Required task = Return each line of the material verbatim.

Dataset rows =

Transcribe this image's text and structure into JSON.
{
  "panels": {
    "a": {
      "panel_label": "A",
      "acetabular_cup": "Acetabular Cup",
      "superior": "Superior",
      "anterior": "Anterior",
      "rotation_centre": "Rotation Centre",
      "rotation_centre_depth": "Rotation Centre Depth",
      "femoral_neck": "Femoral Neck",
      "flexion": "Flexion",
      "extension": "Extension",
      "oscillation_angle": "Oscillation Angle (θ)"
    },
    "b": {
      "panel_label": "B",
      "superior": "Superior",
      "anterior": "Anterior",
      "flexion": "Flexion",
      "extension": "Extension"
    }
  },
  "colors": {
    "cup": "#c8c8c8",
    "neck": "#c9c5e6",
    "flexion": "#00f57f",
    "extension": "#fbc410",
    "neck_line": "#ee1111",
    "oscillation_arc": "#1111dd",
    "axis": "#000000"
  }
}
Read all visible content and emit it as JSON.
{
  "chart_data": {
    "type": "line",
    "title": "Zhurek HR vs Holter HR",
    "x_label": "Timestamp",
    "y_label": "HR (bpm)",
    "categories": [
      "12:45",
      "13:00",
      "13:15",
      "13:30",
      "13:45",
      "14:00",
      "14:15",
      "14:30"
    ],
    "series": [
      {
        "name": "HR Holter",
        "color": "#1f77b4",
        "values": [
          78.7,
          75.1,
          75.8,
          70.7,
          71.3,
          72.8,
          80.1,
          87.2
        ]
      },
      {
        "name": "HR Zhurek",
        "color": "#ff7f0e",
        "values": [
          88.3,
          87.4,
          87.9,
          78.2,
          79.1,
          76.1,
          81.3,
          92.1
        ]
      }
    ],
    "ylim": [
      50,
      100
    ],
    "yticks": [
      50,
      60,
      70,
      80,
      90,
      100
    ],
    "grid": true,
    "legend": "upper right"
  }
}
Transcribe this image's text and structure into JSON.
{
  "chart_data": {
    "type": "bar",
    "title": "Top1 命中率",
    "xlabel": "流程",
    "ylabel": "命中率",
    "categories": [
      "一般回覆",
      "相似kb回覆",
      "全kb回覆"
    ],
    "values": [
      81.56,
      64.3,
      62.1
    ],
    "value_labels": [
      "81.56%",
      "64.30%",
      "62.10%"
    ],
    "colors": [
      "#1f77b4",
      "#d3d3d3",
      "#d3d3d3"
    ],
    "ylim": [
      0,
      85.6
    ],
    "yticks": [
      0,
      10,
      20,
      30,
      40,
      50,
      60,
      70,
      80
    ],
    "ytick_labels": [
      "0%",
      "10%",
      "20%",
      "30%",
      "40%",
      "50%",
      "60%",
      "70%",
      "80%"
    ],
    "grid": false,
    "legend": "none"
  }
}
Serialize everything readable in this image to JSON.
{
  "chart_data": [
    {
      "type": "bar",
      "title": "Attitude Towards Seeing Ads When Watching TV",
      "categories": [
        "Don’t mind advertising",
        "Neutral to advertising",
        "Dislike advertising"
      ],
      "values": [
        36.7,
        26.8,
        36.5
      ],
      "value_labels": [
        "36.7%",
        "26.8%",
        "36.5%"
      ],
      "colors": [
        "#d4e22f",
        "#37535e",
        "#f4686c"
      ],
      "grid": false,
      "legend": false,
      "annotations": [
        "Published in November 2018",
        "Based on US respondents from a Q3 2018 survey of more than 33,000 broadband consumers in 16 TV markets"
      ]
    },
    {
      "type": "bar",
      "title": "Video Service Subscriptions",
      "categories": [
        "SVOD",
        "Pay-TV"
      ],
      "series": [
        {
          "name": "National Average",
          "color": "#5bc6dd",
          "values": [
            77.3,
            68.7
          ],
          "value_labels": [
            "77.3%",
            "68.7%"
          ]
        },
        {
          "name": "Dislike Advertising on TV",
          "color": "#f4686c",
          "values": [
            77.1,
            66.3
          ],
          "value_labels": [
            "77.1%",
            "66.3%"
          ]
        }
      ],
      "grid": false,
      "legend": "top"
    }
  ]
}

Result =
Transcribe this image's text and structure into JSON.
{
  "panels": {
    "a": {
      "panel_label": "A",
      "acetabular_cup": "Acetabular Cup",
      "superior": "Superior",
      "anterior": "Anterior",
      "rotation_centre": "Rotation Centre",
      "rotation_centre_depth": "Rotation Centre Depth",
      "femoral_neck": "Femoral Neck",
      "flexion": "Flexion",
      "extension": "Extension",
      "oscillation_angle": "Oscillation Angle (θ)"
    },
    "b": {
      "panel_label": "B",
      "superior": "Superior",
      "anterior": "Anterior",
      "flexion": "Flexion",
      "extension": "Extension"
    }
  },
  "colors": {
    "cup": "#c8c8c8",
    "neck": "#c9c5e6",
    "flexion": "#00f57f",
    "extension": "#fbc410",
    "neck_line": "#ee1111",
    "oscillation_arc": "#1111dd",
    "axis": "#000000"
  }
}
Read all visible content and emit it as JSON.
{
  "chart_data": {
    "type": "line",
    "title": "Zhurek HR vs Holter HR",
    "x_label": "Timestamp",
    "y_label": "HR (bpm)",
    "categories": [
      "12:45",
      "13:00",
      "13:15",
      "13:30",
      "13:45",
      "14:00",
      "14:15",
      "14:30"
    ],
    "series": [
      {
        "name": "HR Holter",
        "color": "#1f77b4",
        "values": [
          78.7,
          75.1,
          75.8,
          70.7,
          71.3,
          72.8,
          80.1,
          87.2
        ]
      },
      {
        "name": "HR Zhurek",
        "color": "#ff7f0e",
        "values": [
          88.3,
          87.4,
          87.9,
          78.2,
          79.1,
          76.1,
          81.3,
          92.1
        ]
      }
    ],
    "ylim": [
      50,
      100
    ],
    "yticks": [
      50,
      60,
      70,
      80,
      90,
      100
    ],
    "grid": true,
    "legend": "upper right"
  }
}
Transcribe this image's text and structure into JSON.
{
  "chart_data": {
    "type": "bar",
    "title": "Top1 命中率",
    "xlabel": "流程",
    "ylabel": "命中率",
    "categories": [
      "一般回覆",
      "相似kb回覆",
      "全kb回覆"
    ],
    "values": [
      81.56,
      64.3,
      62.1
    ],
    "value_labels": [
      "81.56%",
      "64.30%",
      "62.10%"
    ],
    "colors": [
      "#1f77b4",
      "#d3d3d3",
      "#d3d3d3"
    ],
    "ylim": [
      0,
      85.6
    ],
    "yticks": [
      0,
      10,
      20,
      30,
      40,
      50,
      60,
      70,
      80
    ],
    "ytick_labels": [
      "0%",
      "10%",
      "20%",
      "30%",
      "40%",
      "50%",
      "60%",
      "70%",
      "80%"
    ],
    "grid": false,
    "legend": "none"
  }
}
Serialize everything readable in this image to JSON.
{
  "chart_data": [
    {
      "type": "bar",
      "title": "Attitude Towards Seeing Ads When Watching TV",
      "categories": [
        "Don’t mind advertising",
        "Neutral to advertising",
        "Dislike advertising"
      ],
      "values": [
        36.7,
        26.8,
        36.5
      ],
      "value_labels": [
        "36.7%",
        "26.8%",
        "36.5%"
      ],
      "colors": [
        "#d4e22f",
        "#37535e",
        "#f4686c"
      ],
      "grid": false,
      "legend": false,
      "annotations": [
        "Published in November 2018",
        "Based on US respondents from a Q3 2018 survey of more than 33,000 broadband consumers in 16 TV markets"
      ]
    },
    {
      "type": "bar",
      "title": "Video Service Subscriptions",
      "categories": [
        "SVOD",
        "Pay-TV"
      ],
      "series": [
        {
          "name": "National Average",
          "color": "#5bc6dd",
          "values": [
            77.3,
            68.7
          ],
          "value_labels": [
            "77.3%",
            "68.7%"
          ]
        },
        {
          "name": "Dislike Advertising on TV",
          "color": "#f4686c",
          "values": [
            77.1,
            66.3
          ],
          "value_labels": [
            "77.1%",
            "66.3%"
          ]
        }
      ],
      "grid": false,
      "legend": "top"
    }
  ]
}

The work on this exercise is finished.